What lines of the data hold the string "total"? Pull each one out.
☆ ☆ ☆ ☆ ☆ ☆ ☆
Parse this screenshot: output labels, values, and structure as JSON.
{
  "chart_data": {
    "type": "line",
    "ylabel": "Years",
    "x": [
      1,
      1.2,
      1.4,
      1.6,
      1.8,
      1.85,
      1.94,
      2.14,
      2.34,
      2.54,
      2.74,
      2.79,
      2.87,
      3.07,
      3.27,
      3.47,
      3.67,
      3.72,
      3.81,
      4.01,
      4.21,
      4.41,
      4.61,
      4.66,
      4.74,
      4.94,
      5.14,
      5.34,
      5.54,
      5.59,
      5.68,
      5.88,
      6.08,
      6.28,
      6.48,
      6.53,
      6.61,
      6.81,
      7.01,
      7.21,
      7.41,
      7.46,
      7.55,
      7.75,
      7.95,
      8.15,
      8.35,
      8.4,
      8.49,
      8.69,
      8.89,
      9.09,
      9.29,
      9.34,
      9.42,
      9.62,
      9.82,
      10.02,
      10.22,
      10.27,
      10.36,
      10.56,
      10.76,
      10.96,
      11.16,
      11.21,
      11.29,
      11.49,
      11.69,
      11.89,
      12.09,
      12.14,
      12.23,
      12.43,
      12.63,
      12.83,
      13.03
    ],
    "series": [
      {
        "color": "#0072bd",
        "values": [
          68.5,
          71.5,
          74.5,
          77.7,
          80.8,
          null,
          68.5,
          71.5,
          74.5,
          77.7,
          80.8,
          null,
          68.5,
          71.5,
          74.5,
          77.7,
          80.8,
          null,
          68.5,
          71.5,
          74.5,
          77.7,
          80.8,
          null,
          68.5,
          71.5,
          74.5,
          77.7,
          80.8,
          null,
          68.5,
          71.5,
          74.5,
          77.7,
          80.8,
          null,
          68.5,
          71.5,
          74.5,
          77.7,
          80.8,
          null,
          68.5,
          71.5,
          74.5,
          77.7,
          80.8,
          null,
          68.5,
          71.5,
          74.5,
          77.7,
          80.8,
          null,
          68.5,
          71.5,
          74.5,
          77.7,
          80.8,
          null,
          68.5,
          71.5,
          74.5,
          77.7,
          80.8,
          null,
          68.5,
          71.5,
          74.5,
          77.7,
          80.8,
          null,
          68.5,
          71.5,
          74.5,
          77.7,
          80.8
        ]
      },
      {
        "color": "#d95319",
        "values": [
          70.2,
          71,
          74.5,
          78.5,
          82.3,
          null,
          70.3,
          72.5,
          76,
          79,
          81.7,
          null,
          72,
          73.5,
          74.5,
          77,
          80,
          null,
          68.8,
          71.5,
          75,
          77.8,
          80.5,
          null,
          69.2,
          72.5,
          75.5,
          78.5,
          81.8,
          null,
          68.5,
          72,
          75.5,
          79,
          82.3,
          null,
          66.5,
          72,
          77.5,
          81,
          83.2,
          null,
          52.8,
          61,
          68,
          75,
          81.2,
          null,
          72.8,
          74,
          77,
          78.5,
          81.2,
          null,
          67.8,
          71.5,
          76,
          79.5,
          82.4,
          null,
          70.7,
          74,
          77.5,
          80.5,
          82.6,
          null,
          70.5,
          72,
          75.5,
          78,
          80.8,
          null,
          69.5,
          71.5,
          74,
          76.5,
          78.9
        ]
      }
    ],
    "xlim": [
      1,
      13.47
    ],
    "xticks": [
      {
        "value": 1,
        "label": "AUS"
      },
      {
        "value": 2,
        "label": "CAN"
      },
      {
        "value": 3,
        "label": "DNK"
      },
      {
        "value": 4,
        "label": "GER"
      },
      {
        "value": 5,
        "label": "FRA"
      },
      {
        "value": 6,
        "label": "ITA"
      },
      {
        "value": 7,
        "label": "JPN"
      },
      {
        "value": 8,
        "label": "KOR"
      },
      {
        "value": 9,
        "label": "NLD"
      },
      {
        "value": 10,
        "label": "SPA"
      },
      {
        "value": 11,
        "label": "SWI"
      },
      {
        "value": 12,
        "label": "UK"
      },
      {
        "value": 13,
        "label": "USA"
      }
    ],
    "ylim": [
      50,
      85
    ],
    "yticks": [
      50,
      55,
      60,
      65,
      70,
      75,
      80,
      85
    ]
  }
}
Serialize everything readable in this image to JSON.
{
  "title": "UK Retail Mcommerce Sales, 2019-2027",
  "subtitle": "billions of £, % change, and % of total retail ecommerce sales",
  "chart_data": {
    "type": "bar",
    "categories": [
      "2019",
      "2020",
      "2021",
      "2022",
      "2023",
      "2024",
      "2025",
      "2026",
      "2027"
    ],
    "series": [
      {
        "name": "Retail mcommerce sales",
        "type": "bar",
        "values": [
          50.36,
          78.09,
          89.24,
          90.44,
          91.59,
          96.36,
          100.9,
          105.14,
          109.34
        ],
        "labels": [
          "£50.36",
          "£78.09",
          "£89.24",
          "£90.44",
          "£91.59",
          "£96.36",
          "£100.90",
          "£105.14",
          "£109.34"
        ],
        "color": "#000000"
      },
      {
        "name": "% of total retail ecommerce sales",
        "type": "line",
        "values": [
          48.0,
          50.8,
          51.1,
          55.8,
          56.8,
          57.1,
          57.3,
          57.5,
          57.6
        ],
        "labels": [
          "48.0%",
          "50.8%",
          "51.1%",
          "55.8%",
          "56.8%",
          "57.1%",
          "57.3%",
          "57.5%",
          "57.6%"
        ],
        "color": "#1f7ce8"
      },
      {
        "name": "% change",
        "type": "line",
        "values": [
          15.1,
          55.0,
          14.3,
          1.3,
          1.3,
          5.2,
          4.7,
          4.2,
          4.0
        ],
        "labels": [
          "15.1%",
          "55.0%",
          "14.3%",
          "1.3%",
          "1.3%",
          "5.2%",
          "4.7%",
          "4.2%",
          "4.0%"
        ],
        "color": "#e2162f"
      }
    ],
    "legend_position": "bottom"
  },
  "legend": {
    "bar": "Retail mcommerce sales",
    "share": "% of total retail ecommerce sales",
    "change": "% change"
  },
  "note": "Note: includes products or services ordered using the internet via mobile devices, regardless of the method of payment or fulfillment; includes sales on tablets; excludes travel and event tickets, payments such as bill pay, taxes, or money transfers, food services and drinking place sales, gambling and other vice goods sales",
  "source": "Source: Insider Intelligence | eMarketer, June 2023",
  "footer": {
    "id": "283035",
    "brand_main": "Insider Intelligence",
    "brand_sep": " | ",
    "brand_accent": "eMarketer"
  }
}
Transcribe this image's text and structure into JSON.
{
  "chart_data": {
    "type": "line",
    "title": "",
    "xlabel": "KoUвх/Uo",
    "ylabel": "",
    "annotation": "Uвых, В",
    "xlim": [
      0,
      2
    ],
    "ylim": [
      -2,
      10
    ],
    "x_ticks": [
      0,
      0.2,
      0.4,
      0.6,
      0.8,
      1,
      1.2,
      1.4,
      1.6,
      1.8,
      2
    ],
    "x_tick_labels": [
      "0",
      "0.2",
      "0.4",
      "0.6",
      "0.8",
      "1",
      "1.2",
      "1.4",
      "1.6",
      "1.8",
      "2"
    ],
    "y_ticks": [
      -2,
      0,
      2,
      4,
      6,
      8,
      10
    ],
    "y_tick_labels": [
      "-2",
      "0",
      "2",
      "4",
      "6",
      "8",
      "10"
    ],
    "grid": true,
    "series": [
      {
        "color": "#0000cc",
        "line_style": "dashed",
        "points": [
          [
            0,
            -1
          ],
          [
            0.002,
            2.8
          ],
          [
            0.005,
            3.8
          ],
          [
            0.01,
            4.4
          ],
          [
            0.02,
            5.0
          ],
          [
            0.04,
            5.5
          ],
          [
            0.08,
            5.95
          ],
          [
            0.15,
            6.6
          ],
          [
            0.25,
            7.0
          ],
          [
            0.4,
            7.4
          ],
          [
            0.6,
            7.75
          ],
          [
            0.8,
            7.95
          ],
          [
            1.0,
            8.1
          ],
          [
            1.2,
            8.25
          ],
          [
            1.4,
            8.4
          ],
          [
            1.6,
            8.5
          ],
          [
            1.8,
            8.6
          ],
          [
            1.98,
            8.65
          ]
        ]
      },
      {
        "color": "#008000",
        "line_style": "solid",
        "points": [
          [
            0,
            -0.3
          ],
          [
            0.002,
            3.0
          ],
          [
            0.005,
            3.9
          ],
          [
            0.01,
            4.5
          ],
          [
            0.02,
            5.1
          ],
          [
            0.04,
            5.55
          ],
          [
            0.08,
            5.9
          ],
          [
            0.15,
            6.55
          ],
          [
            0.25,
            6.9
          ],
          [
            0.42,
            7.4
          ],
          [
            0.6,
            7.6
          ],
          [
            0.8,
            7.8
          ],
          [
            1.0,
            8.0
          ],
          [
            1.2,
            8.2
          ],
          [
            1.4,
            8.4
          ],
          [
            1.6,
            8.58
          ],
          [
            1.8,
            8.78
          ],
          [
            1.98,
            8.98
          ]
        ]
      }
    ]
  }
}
☆ ☆ ☆ ☆ ☆ ☆ ☆
■ RESULT OF THIS TASK:
  "subtitle": "billions of £, % change, and % of total retail ecommerce sales",
        "name": "% of total retail ecommerce sales",
    "share": "% of total retail ecommerce sales",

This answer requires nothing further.